------ Exercise data

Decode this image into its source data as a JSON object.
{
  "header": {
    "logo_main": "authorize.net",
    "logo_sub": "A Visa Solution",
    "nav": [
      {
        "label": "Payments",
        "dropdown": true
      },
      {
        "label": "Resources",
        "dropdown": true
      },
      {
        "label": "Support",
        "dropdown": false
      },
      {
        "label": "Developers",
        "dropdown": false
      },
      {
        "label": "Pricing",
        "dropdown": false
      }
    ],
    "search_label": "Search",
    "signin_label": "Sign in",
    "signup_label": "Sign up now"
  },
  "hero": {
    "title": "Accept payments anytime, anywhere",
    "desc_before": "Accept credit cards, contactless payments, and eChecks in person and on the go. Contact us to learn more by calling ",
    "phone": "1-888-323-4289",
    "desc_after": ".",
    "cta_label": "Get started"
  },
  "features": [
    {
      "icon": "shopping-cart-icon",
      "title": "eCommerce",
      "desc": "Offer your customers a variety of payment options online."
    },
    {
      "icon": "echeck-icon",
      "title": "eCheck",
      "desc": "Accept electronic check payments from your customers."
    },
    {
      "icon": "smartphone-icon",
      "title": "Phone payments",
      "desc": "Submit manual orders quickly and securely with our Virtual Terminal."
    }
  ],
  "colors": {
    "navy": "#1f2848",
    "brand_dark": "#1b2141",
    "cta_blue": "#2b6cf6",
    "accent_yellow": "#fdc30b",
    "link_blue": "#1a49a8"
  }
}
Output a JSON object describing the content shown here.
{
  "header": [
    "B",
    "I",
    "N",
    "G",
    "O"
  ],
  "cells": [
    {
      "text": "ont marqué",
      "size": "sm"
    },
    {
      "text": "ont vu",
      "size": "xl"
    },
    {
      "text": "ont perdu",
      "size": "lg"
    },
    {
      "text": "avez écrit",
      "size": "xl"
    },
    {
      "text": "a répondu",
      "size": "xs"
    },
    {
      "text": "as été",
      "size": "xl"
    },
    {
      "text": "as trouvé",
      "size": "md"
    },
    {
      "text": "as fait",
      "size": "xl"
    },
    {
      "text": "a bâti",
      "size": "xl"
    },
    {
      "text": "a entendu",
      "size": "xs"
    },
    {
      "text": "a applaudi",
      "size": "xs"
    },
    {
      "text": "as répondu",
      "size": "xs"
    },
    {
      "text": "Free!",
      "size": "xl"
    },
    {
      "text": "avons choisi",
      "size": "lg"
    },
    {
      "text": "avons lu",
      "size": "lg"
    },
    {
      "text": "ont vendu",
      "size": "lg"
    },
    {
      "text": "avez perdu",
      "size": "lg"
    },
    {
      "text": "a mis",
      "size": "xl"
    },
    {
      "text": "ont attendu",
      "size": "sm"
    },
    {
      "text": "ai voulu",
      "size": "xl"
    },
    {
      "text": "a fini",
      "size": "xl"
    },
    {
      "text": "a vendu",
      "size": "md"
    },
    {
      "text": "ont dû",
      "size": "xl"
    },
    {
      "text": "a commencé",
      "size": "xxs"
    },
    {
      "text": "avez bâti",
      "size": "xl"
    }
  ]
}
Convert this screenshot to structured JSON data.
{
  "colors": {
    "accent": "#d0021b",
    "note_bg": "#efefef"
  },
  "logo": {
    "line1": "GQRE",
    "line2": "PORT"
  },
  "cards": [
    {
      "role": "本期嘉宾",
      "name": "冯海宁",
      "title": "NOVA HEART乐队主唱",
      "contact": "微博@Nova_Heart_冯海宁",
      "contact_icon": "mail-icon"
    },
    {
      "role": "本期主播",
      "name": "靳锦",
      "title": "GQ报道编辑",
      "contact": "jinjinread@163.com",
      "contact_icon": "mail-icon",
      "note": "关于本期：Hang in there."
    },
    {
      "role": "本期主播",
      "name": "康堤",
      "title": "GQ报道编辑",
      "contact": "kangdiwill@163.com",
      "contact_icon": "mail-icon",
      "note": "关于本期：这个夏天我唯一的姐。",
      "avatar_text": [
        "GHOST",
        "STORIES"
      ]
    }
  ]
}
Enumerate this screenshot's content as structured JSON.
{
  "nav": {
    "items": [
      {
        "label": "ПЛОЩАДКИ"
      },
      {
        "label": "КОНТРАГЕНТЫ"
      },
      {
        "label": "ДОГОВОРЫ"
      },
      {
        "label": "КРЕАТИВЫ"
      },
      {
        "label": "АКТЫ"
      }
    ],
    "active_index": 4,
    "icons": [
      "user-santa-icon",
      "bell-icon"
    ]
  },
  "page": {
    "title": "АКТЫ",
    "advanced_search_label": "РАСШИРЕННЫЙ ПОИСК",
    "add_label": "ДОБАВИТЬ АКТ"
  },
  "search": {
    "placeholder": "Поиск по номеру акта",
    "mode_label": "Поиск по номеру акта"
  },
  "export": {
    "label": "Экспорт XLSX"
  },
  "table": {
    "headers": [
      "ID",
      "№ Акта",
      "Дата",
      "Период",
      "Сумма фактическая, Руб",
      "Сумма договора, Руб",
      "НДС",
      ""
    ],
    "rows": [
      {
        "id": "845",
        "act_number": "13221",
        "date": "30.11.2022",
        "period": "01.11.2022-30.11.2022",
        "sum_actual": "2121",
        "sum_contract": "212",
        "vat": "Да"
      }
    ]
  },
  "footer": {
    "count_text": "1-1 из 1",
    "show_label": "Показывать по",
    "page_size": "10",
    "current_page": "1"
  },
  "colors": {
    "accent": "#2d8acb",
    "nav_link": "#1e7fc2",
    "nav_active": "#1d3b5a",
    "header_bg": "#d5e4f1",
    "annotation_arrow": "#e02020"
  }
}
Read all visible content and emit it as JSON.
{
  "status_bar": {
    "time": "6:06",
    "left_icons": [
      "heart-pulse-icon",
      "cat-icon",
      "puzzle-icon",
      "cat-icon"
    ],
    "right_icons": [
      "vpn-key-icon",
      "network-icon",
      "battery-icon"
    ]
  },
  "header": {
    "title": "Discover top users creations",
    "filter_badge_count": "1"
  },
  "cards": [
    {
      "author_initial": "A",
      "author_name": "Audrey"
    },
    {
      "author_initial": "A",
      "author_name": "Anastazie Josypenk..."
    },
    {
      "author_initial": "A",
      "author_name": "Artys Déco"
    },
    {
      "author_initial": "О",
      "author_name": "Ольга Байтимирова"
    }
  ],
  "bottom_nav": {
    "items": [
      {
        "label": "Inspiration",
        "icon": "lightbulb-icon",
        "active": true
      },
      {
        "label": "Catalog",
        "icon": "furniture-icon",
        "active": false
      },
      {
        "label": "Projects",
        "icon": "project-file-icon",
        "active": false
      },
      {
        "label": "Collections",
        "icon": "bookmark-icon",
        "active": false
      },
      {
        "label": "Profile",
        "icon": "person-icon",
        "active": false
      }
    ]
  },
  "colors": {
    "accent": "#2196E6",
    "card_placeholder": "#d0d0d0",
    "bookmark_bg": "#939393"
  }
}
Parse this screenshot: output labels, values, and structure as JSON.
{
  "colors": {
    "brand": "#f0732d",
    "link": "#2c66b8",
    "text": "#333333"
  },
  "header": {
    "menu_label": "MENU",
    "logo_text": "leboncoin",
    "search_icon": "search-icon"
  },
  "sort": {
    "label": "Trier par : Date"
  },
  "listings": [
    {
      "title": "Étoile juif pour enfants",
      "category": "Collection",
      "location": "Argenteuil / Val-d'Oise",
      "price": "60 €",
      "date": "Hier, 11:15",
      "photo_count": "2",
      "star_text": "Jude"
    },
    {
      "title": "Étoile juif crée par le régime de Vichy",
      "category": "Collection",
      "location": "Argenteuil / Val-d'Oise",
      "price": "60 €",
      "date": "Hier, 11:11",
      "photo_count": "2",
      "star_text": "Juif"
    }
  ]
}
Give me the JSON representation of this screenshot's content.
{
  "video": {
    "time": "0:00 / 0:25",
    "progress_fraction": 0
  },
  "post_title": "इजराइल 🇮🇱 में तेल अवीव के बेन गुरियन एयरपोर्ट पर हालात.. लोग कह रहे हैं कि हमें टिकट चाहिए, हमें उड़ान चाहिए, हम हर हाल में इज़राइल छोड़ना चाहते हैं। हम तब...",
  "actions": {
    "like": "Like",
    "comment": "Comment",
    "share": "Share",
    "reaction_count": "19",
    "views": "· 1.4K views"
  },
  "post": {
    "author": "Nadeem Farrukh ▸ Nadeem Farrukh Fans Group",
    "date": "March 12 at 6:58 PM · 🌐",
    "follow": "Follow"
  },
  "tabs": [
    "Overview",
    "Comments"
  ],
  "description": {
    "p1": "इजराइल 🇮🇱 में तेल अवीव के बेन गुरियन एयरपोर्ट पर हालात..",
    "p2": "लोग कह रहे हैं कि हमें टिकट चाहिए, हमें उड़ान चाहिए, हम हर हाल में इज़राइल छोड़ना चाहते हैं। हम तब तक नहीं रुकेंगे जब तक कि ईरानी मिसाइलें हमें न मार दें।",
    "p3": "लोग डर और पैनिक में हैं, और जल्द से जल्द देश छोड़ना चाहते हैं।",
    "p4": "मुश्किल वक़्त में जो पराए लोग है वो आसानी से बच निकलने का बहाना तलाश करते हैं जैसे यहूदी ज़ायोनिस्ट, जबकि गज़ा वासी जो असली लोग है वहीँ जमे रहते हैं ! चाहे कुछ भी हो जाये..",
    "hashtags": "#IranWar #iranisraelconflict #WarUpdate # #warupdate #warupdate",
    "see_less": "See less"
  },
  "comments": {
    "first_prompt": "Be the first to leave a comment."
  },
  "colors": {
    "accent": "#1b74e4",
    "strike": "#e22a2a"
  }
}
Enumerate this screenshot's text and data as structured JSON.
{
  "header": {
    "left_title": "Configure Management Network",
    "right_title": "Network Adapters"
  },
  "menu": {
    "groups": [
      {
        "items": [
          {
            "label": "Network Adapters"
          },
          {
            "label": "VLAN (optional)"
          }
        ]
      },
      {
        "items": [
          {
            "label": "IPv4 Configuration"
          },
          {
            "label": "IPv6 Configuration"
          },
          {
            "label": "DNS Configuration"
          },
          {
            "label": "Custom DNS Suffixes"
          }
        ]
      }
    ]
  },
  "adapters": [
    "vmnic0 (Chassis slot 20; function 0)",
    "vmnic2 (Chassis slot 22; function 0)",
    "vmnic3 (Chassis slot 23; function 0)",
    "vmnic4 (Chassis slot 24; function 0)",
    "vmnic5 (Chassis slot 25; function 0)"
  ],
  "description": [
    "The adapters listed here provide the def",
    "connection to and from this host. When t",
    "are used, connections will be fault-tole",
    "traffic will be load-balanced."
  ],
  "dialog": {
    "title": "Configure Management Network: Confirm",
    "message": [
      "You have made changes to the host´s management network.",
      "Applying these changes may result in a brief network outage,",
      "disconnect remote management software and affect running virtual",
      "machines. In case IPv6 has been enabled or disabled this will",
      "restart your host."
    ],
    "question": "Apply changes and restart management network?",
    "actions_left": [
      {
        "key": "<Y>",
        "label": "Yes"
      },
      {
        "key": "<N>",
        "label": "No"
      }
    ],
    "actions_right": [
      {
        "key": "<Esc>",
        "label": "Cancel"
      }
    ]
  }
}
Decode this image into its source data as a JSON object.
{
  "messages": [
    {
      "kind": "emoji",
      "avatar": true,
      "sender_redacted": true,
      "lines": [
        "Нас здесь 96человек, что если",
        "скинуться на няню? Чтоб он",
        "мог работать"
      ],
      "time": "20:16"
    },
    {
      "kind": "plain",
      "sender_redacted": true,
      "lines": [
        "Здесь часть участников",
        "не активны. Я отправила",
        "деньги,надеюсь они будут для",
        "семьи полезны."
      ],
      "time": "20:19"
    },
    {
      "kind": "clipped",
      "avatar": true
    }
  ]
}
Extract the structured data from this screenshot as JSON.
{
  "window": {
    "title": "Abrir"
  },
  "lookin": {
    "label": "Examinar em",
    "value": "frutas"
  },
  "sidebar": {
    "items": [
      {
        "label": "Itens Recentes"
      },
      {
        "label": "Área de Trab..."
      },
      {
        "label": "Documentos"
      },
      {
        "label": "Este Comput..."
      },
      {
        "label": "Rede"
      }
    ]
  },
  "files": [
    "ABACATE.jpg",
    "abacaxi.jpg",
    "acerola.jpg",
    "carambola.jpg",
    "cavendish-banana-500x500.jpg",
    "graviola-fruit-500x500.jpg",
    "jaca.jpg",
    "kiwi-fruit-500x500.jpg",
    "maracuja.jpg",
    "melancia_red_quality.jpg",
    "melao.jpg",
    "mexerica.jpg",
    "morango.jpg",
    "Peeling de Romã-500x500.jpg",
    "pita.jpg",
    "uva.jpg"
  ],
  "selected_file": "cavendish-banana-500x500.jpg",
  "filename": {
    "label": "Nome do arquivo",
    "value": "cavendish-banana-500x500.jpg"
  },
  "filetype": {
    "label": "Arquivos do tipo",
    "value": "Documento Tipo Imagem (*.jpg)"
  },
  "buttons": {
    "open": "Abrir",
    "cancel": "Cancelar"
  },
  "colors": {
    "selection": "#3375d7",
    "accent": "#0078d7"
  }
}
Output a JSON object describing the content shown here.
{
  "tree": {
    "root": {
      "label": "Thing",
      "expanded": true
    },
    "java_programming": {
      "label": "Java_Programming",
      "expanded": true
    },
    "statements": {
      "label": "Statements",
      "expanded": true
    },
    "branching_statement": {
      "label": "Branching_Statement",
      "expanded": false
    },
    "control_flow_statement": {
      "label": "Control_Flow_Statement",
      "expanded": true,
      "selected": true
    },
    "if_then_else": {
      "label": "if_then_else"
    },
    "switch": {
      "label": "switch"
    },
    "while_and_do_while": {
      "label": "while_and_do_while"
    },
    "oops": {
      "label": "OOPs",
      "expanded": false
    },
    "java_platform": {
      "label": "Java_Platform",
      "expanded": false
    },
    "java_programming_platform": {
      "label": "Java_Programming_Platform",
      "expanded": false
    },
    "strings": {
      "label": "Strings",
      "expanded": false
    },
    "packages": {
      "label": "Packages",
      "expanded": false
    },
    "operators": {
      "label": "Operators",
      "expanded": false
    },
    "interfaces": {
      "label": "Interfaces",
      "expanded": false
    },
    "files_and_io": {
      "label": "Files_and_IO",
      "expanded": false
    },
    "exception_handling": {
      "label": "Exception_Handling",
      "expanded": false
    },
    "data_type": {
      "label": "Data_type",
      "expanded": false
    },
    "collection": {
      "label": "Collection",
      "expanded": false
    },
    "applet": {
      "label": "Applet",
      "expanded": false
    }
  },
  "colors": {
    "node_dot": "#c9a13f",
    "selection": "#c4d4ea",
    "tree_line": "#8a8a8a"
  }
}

------------

**Your task:** Copy out every line that includes the word "person".

**Answer to this problem:**
    "desc_before": "Accept credit cards, contactless payments, and eChecks in person and on the go. Contact us to learn more by calling ",
        "icon": "person-icon",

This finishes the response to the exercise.